__Problem description__: Your task is to extract every entry that follows word for word while excluding the pictures.

__Input for this task__:
>>>

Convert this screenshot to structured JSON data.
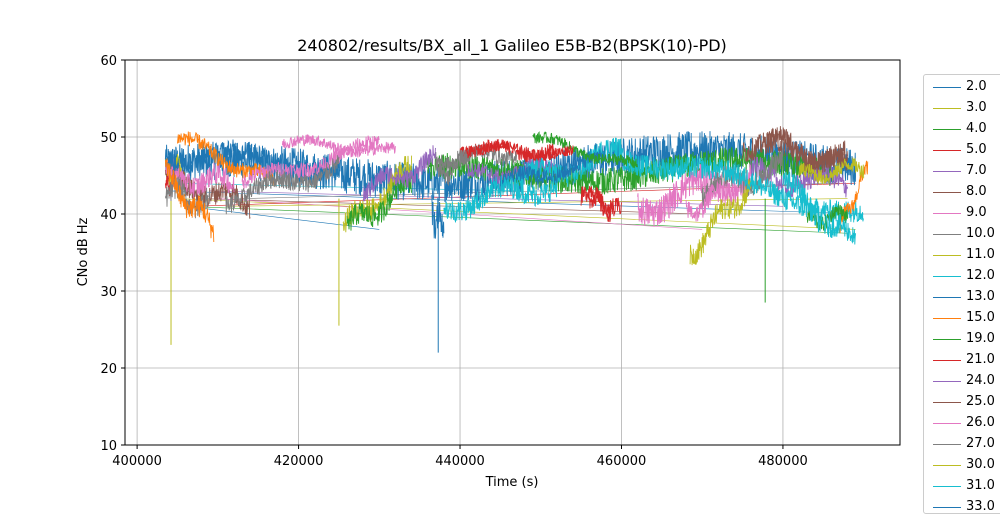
{
  "chart_data": {
    "type": "line",
    "title": "240802/results/BX_all_1 Galileo E5B-B2(BPSK(10)-PD)",
    "xlabel": "Time (s)",
    "ylabel": "CNo dB Hz",
    "xlim": [
      398500,
      494500
    ],
    "ylim": [
      10,
      60
    ],
    "xticks": [
      400000,
      420000,
      440000,
      460000,
      480000
    ],
    "yticks": [
      10,
      20,
      30,
      40,
      50,
      60
    ],
    "grid": true,
    "legend_position": "right",
    "series": [
      {
        "name": "2.0",
        "color": "#1f77b4",
        "segments": [
          [
            403500,
            489000,
            45,
            47,
            5.0
          ],
          [
            436500,
            438000,
            40,
            39,
            4.0
          ]
        ],
        "spikes": [
          [
            437300,
            22
          ]
        ]
      },
      {
        "name": "3.0",
        "color": "#bcbd22",
        "segments": [
          [
            403500,
            406000,
            46,
            45,
            3.0
          ]
        ],
        "spikes": [
          [
            404200,
            23
          ]
        ]
      },
      {
        "name": "4.0",
        "color": "#2ca02c",
        "segments": [
          [
            436000,
            486000,
            45,
            46,
            3.5
          ]
        ],
        "spikes": [
          [
            477800,
            28.5
          ]
        ]
      },
      {
        "name": "5.0",
        "color": "#d62728",
        "segments": [
          [
            403500,
            404500,
            44,
            44,
            2.0
          ],
          [
            440000,
            452000,
            48.5,
            48,
            1.8
          ],
          [
            456000,
            459000,
            42,
            41,
            2.0
          ]
        ],
        "spikes": []
      },
      {
        "name": "7.0",
        "color": "#9467bd",
        "segments": [
          [
            441000,
            452000,
            45,
            46,
            2.0
          ],
          [
            476000,
            488000,
            45,
            44,
            3.0
          ]
        ],
        "spikes": []
      },
      {
        "name": "8.0",
        "color": "#8c564b",
        "segments": [
          [
            403500,
            414000,
            45,
            41,
            3.0
          ],
          [
            475000,
            488000,
            49,
            47,
            3.0
          ]
        ],
        "spikes": []
      },
      {
        "name": "9.0",
        "color": "#e377c2",
        "segments": [
          [
            403500,
            412000,
            45,
            44,
            3.0
          ],
          [
            418000,
            432000,
            49.5,
            48,
            1.5
          ],
          [
            462000,
            476000,
            41,
            45,
            4.0
          ]
        ],
        "spikes": []
      },
      {
        "name": "10.0",
        "color": "#7f7f7f",
        "segments": [
          [
            403500,
            409000,
            43,
            41,
            3.0
          ],
          [
            437000,
            447000,
            47,
            48,
            2.0
          ],
          [
            470000,
            480000,
            43,
            46,
            3.0
          ]
        ],
        "spikes": []
      },
      {
        "name": "11.0",
        "color": "#bcbd22",
        "segments": [
          [
            425500,
            434000,
            38,
            46,
            3.0
          ],
          [
            468500,
            476000,
            35,
            44,
            3.0
          ]
        ],
        "spikes": [
          [
            425000,
            25.5
          ]
        ]
      },
      {
        "name": "12.0",
        "color": "#17becf",
        "segments": [
          [
            447000,
            460000,
            44,
            48,
            3.0
          ],
          [
            460000,
            490000,
            48,
            40,
            3.0
          ]
        ],
        "spikes": []
      },
      {
        "name": "13.0",
        "color": "#1f77b4",
        "segments": [
          [
            403500,
            425000,
            48,
            46,
            3.0
          ],
          [
            445000,
            458000,
            44,
            47,
            2.0
          ]
        ],
        "spikes": []
      },
      {
        "name": "15.0",
        "color": "#ff7f0e",
        "segments": [
          [
            403500,
            409500,
            45,
            38,
            3.0
          ],
          [
            405000,
            417000,
            50,
            44,
            2.0
          ],
          [
            487000,
            490500,
            38,
            46,
            2.0
          ]
        ],
        "spikes": []
      },
      {
        "name": "19.0",
        "color": "#2ca02c",
        "segments": [
          [
            426000,
            434000,
            38,
            44,
            3.0
          ],
          [
            449000,
            462000,
            50,
            46,
            1.5
          ],
          [
            483000,
            488000,
            39,
            40,
            2.0
          ]
        ],
        "spikes": []
      },
      {
        "name": "21.0",
        "color": "#d62728",
        "segments": [
          [
            440000,
            454000,
            48.5,
            48,
            1.5
          ],
          [
            455000,
            460000,
            43,
            40,
            2.5
          ]
        ],
        "spikes": []
      },
      {
        "name": "24.0",
        "color": "#9467bd",
        "segments": [
          [
            428000,
            437000,
            43,
            47,
            2.5
          ]
        ],
        "spikes": []
      },
      {
        "name": "25.0",
        "color": "#8c564b",
        "segments": [
          [
            478000,
            488000,
            50,
            46,
            2.5
          ]
        ],
        "spikes": []
      },
      {
        "name": "26.0",
        "color": "#e377c2",
        "segments": [
          [
            413000,
            430000,
            44,
            49,
            2.0
          ],
          [
            468000,
            474000,
            40,
            44,
            2.5
          ]
        ],
        "spikes": []
      },
      {
        "name": "27.0",
        "color": "#7f7f7f",
        "segments": [
          [
            411000,
            425000,
            42,
            46,
            2.5
          ],
          [
            437000,
            441000,
            45,
            47,
            2.5
          ]
        ],
        "spikes": []
      },
      {
        "name": "30.0",
        "color": "#bcbd22",
        "segments": [
          [
            482000,
            490000,
            45,
            46,
            2.0
          ]
        ],
        "spikes": []
      },
      {
        "name": "31.0",
        "color": "#17becf",
        "segments": [
          [
            438000,
            452000,
            41,
            44,
            3.0
          ],
          [
            480000,
            489000,
            44,
            36,
            3.0
          ]
        ],
        "spikes": []
      },
      {
        "name": "33.0",
        "color": "#1f77b4",
        "segments": [],
        "spikes": []
      }
    ],
    "connectors": [
      [
        404000,
        43,
        490000,
        40
      ],
      [
        405000,
        42,
        489000,
        38
      ],
      [
        406000,
        41,
        488000,
        37.5
      ],
      [
        407000,
        41,
        489000,
        44
      ],
      [
        409000,
        43,
        480000,
        41
      ],
      [
        408000,
        42,
        470000,
        40
      ],
      [
        410000,
        42,
        470000,
        38
      ],
      [
        413000,
        42,
        487000,
        44
      ],
      [
        411000,
        41,
        488000,
        42
      ],
      [
        404000,
        44,
        447000,
        43
      ],
      [
        406000,
        41,
        430000,
        38
      ]
    ]
  }
}
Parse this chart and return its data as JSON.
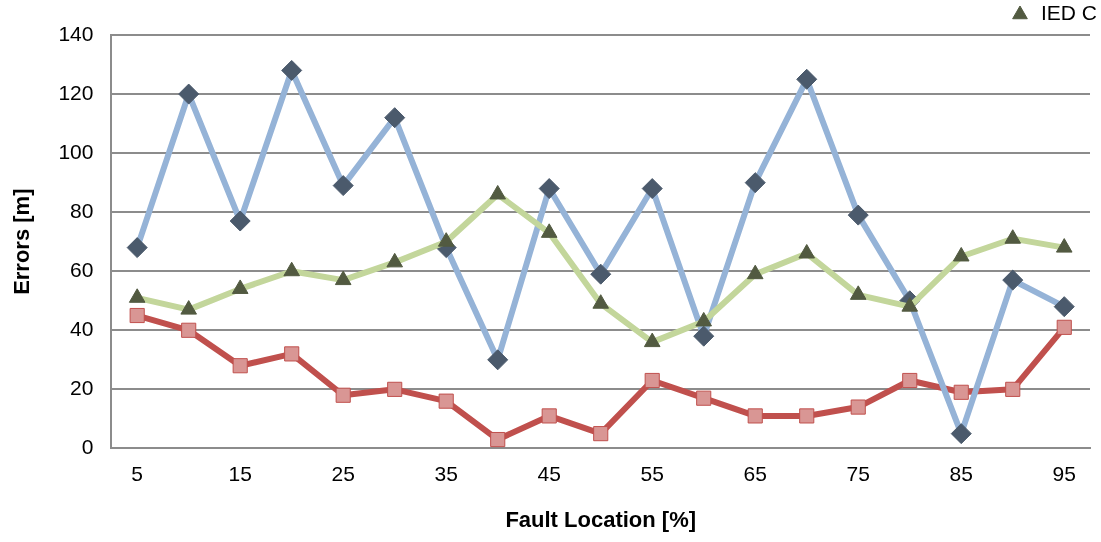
{
  "chart_data": {
    "type": "line",
    "xlabel": "Fault Location [%]",
    "ylabel": "Errors [m]",
    "categories": [
      "5",
      null,
      "15",
      null,
      "25",
      null,
      "35",
      null,
      "45",
      null,
      "55",
      null,
      "65",
      null,
      "75",
      null,
      "85",
      null,
      "95"
    ],
    "series": [
      {
        "color": "#95b3d7",
        "marker": "diamond",
        "values": [
          68,
          120,
          77,
          128,
          89,
          112,
          68,
          30,
          88,
          59,
          88,
          38,
          90,
          125,
          79,
          50,
          5,
          57,
          48
        ]
      },
      {
        "color": "#c0504d",
        "marker": "square",
        "values": [
          45,
          40,
          28,
          32,
          18,
          20,
          16,
          3,
          11,
          5,
          23,
          17,
          11,
          11,
          14,
          23,
          19,
          20,
          41
        ]
      },
      {
        "name": "IED C",
        "color": "#c3d69b",
        "marker": "triangle",
        "values": [
          51,
          47,
          54,
          60,
          57,
          63,
          70,
          86,
          73,
          49,
          36,
          43,
          59,
          66,
          52,
          48,
          65,
          71,
          68
        ]
      }
    ],
    "ylim": [
      0,
      140
    ],
    "yticks": [
      0,
      20,
      40,
      60,
      80,
      100,
      120,
      140
    ],
    "grid": "y",
    "legend": "top right",
    "line_style": "solid"
  }
}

<<<

__Complete response__:
Convert this screenshot to structured JSON data.
{
  "chart_data": {
    "type": "line",
    "title": "240802/results/BX_all_1 Galileo E5B-B2(BPSK(10)-PD)",
    "xlabel": "Time (s)",
    "ylabel": "CNo dB Hz",
    "xlim": [
      398500,
      494500
    ],
    "ylim": [
      10,
      60
    ],
    "xticks": [
      400000,
      420000,
      440000,
      460000,
      480000
    ],
    "yticks": [
      10,
      20,
      30,
      40,
      50,
      60
    ],
    "grid": true,
    "legend_position": "right",
    "series": [
      {
        "name": "2.0",
        "color": "#1f77b4",
        "segments": [
          [
            403500,
            489000,
            45,
            47,
            5.0
          ],
          [
            436500,
            438000,
            40,
            39,
            4.0
          ]
        ],
        "spikes": [
          [
            437300,
            22
          ]
        ]
      },
      {
        "name": "3.0",
        "color": "#bcbd22",
        "segments": [
          [
            403500,
            406000,
            46,
            45,
            3.0
          ]
        ],
        "spikes": [
          [
            404200,
            23
          ]
        ]
      },
      {
        "name": "4.0",
        "color": "#2ca02c",
        "segments": [
          [
            436000,
            486000,
            45,
            46,
            3.5
          ]
        ],
        "spikes": [
          [
            477800,
            28.5
          ]
        ]
      },
      {
        "name": "5.0",
        "color": "#d62728",
        "segments": [
          [
            403500,
            404500,
            44,
            44,
            2.0
          ],
          [
            440000,
            452000,
            48.5,
            48,
            1.8
          ],
          [
            456000,
            459000,
            42,
            41,
            2.0
          ]
        ],
        "spikes": []
      },
      {
        "name": "7.0",
        "color": "#9467bd",
        "segments": [
          [
            441000,
            452000,
            45,
            46,
            2.0
          ],
          [
            476000,
            488000,
            45,
            44,
            3.0
          ]
        ],
        "spikes": []
      },
      {
        "name": "8.0",
        "color": "#8c564b",
        "segments": [
          [
            403500,
            414000,
            45,
            41,
            3.0
          ],
          [
            475000,
            488000,
            49,
            47,
            3.0
          ]
        ],
        "spikes": []
      },
      {
        "name": "9.0",
        "color": "#e377c2",
        "segments": [
          [
            403500,
            412000,
            45,
            44,
            3.0
          ],
          [
            418000,
            432000,
            49.5,
            48,
            1.5
          ],
          [
            462000,
            476000,
            41,
            45,
            4.0
          ]
        ],
        "spikes": []
      },
      {
        "name": "10.0",
        "color": "#7f7f7f",
        "segments": [
          [
            403500,
            409000,
            43,
            41,
            3.0
          ],
          [
            437000,
            447000,
            47,
            48,
            2.0
          ],
          [
            470000,
            480000,
            43,
            46,
            3.0
          ]
        ],
        "spikes": []
      },
      {
        "name": "11.0",
        "color": "#bcbd22",
        "segments": [
          [
            425500,
            434000,
            38,
            46,
            3.0
          ],
          [
            468500,
            476000,
            35,
            44,
            3.0
          ]
        ],
        "spikes": [
          [
            425000,
            25.5
          ]
        ]
      },
      {
        "name": "12.0",
        "color": "#17becf",
        "segments": [
          [
            447000,
            460000,
            44,
            48,
            3.0
          ],
          [
            460000,
            490000,
            48,
            40,
            3.0
          ]
        ],
        "spikes": []
      },
      {
        "name": "13.0",
        "color": "#1f77b4",
        "segments": [
          [
            403500,
            425000,
            48,
            46,
            3.0
          ],
          [
            445000,
            458000,
            44,
            47,
            2.0
          ]
        ],
        "spikes": []
      },
      {
        "name": "15.0",
        "color": "#ff7f0e",
        "segments": [
          [
            403500,
            409500,
            45,
            38,
            3.0
          ],
          [
            405000,
            417000,
            50,
            44,
            2.0
          ],
          [
            487000,
            490500,
            38,
            46,
            2.0
          ]
        ],
        "spikes": []
      },
      {
        "name": "19.0",
        "color": "#2ca02c",
        "segments": [
          [
            426000,
            434000,
            38,
            44,
            3.0
          ],
          [
            449000,
            462000,
            50,
            46,
            1.5
          ],
          [
            483000,
            488000,
            39,
            40,
            2.0
          ]
        ],
        "spikes": []
      },
      {
        "name": "21.0",
        "color": "#d62728",
        "segments": [
          [
            440000,
            454000,
            48.5,
            48,
            1.5
          ],
          [
            455000,
            460000,
            43,
            40,
            2.5
          ]
        ],
        "spikes": []
      },
      {
        "name": "24.0",
        "color": "#9467bd",
        "segments": [
          [
            428000,
            437000,
            43,
            47,
            2.5
          ]
        ],
        "spikes": []
      },
      {
        "name": "25.0",
        "color": "#8c564b",
        "segments": [
          [
            478000,
            488000,
            50,
            46,
            2.5
          ]
        ],
        "spikes": []
      },
      {
        "name": "26.0",
        "color": "#e377c2",
        "segments": [
          [
            413000,
            430000,
            44,
            49,
            2.0
          ],
          [
            468000,
            474000,
            40,
            44,
            2.5
          ]
        ],
        "spikes": []
      },
      {
        "name": "27.0",
        "color": "#7f7f7f",
        "segments": [
          [
            411000,
            425000,
            42,
            46,
            2.5
          ],
          [
            437000,
            441000,
            45,
            47,
            2.5
          ]
        ],
        "spikes": []
      },
      {
        "name": "30.0",
        "color": "#bcbd22",
        "segments": [
          [
            482000,
            490000,
            45,
            46,
            2.0
          ]
        ],
        "spikes": []
      },
      {
        "name": "31.0",
        "color": "#17becf",
        "segments": [
          [
            438000,
            452000,
            41,
            44,
            3.0
          ],
          [
            480000,
            489000,
            44,
            36,
            3.0
          ]
        ],
        "spikes": []
      },
      {
        "name": "33.0",
        "color": "#1f77b4",
        "segments": [],
        "spikes": []
      }
    ],
    "connectors": [
      [
        404000,
        43,
        490000,
        40
      ],
      [
        405000,
        42,
        489000,
        38
      ],
      [
        406000,
        41,
        488000,
        37.5
      ],
      [
        407000,
        41,
        489000,
        44
      ],
      [
        409000,
        43,
        480000,
        41
      ],
      [
        408000,
        42,
        470000,
        40
      ],
      [
        410000,
        42,
        470000,
        38
      ],
      [
        413000,
        42,
        487000,
        44
      ],
      [
        411000,
        41,
        488000,
        42
      ],
      [
        404000,
        44,
        447000,
        43
      ],
      [
        406000,
        41,
        430000,
        38
      ]
    ]
  }
}
Parse this chart and return its data as JSON.
{
  "chart_data": {
    "type": "line",
    "xlabel": "Fault Location [%]",
    "ylabel": "Errors [m]",
    "categories": [
      "5",
      null,
      "15",
      null,
      "25",
      null,
      "35",
      null,
      "45",
      null,
      "55",
      null,
      "65",
      null,
      "75",
      null,
      "85",
      null,
      "95"
    ],
    "series": [
      {
        "color": "#95b3d7",
        "marker": "diamond",
        "values": [
          68,
          120,
          77,
          128,
          89,
          112,
          68,
          30,
          88,
          59,
          88,
          38,
          90,
          125,
          79,
          50,
          5,
          57,
          48
        ]
      },
      {
        "color": "#c0504d",
        "marker": "square",
        "values": [
          45,
          40,
          28,
          32,
          18,
          20,
          16,
          3,
          11,
          5,
          23,
          17,
          11,
          11,
          14,
          23,
          19,
          20,
          41
        ]
      },
      {
        "name": "IED C",
        "color": "#c3d69b",
        "marker": "triangle",
        "values": [
          51,
          47,
          54,
          60,
          57,
          63,
          70,
          86,
          73,
          49,
          36,
          43,
          59,
          66,
          52,
          48,
          65,
          71,
          68
        ]
      }
    ],
    "ylim": [
      0,
      140
    ],
    "yticks": [
      0,
      20,
      40,
      60,
      80,
      100,
      120,
      140
    ],
    "grid": "y",
    "legend": "top right",
    "line_style": "solid"
  }
}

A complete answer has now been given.